▶ [WRITTEN TASK]
Filter the records for lines holding the string "декабря".
-*-*-
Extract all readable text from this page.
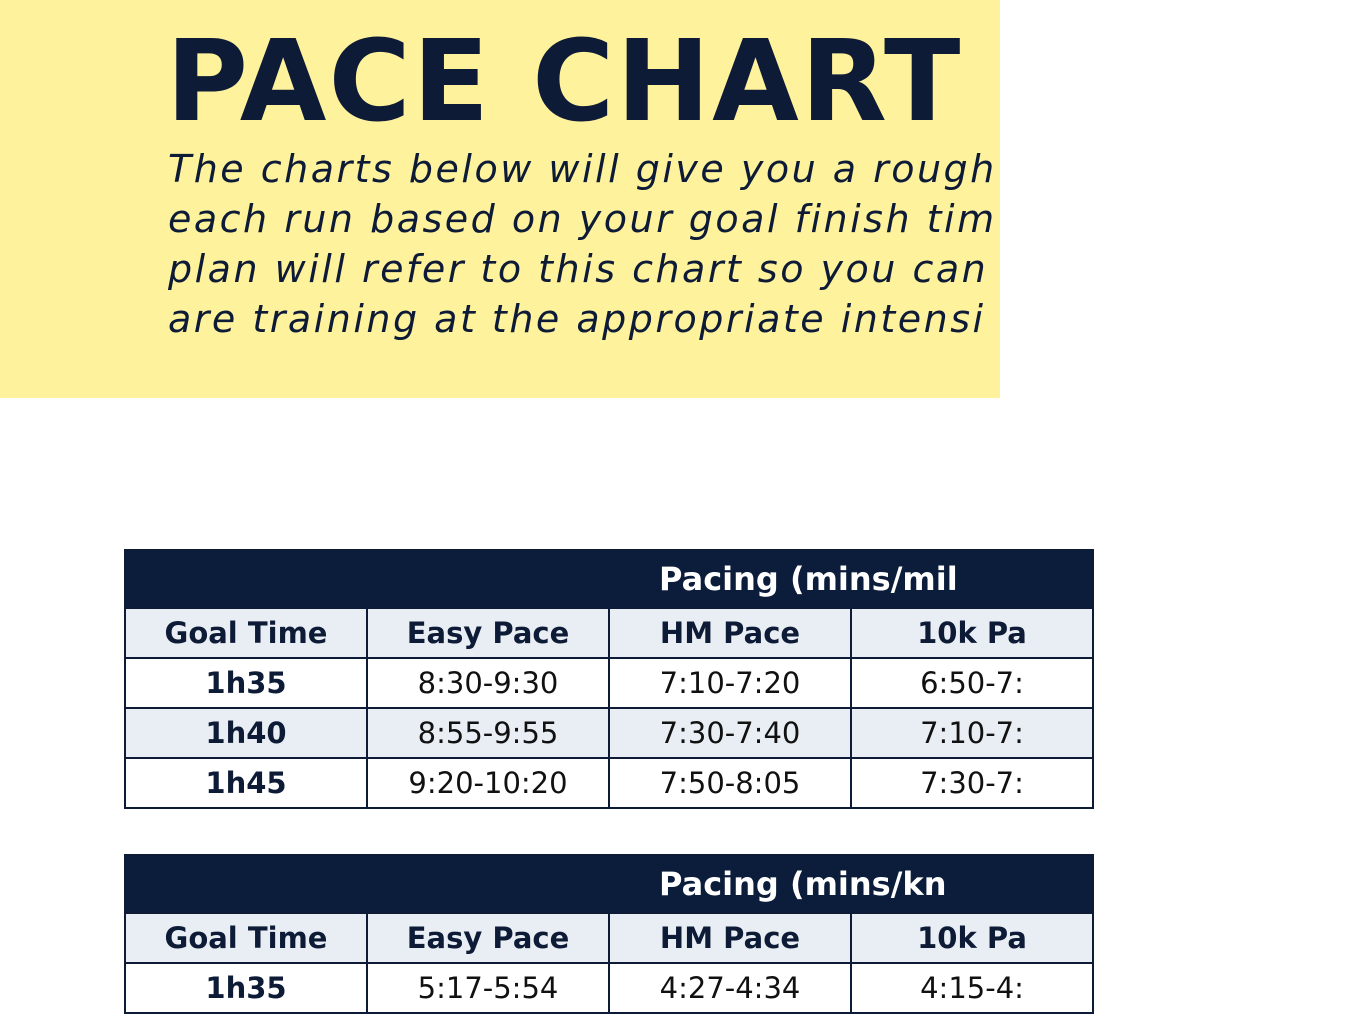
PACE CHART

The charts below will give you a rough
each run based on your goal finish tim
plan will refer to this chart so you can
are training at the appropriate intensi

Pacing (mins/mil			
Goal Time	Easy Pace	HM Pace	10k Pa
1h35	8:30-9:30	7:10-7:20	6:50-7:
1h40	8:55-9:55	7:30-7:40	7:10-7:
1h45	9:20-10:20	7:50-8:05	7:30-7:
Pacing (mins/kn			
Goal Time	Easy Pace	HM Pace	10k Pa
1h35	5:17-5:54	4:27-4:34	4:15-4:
-*-*-
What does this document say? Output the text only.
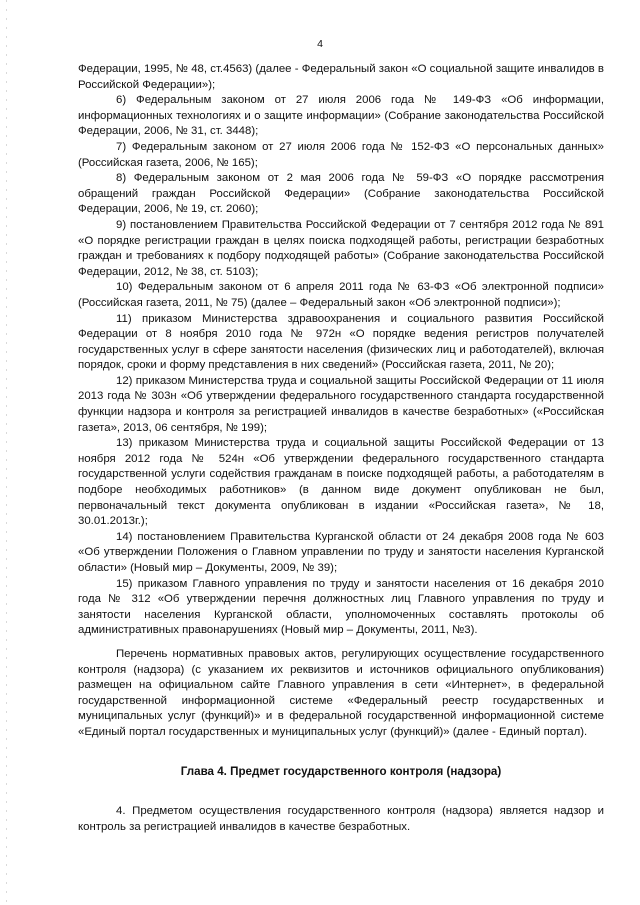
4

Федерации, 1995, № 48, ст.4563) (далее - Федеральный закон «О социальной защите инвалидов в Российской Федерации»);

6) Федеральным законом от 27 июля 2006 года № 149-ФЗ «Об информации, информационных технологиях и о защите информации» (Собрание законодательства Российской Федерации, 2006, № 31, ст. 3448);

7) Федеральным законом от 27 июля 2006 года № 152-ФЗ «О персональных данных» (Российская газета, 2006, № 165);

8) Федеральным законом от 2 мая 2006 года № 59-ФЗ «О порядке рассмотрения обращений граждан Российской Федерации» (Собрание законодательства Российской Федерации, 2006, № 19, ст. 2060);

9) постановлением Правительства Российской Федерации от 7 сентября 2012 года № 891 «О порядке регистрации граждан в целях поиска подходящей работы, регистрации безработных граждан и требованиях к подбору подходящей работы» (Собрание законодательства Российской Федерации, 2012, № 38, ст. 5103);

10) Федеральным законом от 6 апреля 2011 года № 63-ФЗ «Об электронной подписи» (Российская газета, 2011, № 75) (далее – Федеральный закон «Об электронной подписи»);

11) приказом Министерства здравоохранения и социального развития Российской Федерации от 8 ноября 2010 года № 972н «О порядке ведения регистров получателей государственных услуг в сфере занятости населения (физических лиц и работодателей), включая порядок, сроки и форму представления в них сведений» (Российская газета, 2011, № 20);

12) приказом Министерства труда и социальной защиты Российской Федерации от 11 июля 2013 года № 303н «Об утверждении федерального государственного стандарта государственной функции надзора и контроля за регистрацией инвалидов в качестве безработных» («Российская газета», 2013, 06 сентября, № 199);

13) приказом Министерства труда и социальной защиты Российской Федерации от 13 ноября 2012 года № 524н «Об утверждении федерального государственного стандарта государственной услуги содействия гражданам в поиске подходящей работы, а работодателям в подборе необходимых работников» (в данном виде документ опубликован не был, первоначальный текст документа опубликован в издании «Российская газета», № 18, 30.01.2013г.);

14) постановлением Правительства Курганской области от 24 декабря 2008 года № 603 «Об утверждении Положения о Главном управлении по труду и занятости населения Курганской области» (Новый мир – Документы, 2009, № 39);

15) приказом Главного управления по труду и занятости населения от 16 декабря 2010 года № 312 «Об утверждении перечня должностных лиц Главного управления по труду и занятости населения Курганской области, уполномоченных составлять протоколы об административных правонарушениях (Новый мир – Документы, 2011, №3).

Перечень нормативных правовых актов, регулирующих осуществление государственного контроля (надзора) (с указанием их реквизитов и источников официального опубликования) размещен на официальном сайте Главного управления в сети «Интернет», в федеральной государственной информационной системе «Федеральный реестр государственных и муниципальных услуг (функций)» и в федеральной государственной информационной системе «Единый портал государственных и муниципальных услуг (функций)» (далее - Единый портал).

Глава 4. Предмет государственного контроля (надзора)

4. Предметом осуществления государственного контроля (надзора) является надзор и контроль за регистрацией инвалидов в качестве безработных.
-*-*-
▶ [WORKED ANSWER]
14) постановлением Правительства Курганской области от 24 декабря 2008 года № 603 «Об утверждении Положения о Главном управлении по труду и занятости населения Курганской области» (Новый мир – Документы, 2009, № 39);
15) приказом Главного управления по труду и занятости населения от 16 декабря 2010 года № 312 «Об утверждении перечня должностных лиц Главного управления по труду и занятости населения Курганской области, уполномоченных составлять протоколы об административных правонарушениях (Новый мир – Документы, 2011, №3).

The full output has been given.